Directions for this task
Look through the lines below and extract any with the word "сохранения".
>> BEGIN Material shown
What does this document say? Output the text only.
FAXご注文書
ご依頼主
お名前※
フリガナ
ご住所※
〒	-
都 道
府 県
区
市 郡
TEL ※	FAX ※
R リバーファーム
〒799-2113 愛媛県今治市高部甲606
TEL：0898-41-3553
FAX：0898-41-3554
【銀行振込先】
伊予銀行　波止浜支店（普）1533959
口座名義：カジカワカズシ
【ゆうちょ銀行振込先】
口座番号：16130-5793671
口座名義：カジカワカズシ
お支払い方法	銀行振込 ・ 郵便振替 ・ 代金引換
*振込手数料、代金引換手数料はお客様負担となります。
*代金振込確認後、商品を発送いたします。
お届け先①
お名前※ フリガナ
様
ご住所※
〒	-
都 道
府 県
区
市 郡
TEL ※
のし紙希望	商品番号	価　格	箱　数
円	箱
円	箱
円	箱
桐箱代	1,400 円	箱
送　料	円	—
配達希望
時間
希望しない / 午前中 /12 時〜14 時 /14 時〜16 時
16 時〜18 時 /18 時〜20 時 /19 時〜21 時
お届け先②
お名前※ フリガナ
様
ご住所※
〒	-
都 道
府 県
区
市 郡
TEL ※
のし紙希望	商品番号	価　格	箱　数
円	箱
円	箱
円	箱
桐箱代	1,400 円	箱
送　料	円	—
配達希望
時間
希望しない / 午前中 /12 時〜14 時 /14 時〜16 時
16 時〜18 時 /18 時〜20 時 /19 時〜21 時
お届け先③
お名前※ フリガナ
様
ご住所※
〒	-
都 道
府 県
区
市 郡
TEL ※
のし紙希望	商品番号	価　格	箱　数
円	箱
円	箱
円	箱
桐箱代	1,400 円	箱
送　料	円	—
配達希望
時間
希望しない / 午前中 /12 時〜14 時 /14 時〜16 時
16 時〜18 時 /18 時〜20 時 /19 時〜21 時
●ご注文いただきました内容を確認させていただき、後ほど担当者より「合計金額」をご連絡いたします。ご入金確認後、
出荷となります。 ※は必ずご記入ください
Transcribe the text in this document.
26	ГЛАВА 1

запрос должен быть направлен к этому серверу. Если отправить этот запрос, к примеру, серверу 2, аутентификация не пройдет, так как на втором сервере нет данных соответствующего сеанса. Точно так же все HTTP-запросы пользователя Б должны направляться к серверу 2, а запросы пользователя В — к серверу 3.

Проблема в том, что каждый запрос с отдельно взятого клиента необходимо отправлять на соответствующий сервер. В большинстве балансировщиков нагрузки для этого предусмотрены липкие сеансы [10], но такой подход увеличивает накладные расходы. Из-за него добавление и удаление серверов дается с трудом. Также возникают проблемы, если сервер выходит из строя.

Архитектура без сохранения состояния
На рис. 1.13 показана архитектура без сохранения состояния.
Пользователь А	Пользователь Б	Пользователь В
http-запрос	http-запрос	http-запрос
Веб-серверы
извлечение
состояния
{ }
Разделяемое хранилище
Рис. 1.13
>> END Material shown
Result of this task
Архитектура без сохранения состояния
На рис. 1.13 показана архитектура без сохранения состояния.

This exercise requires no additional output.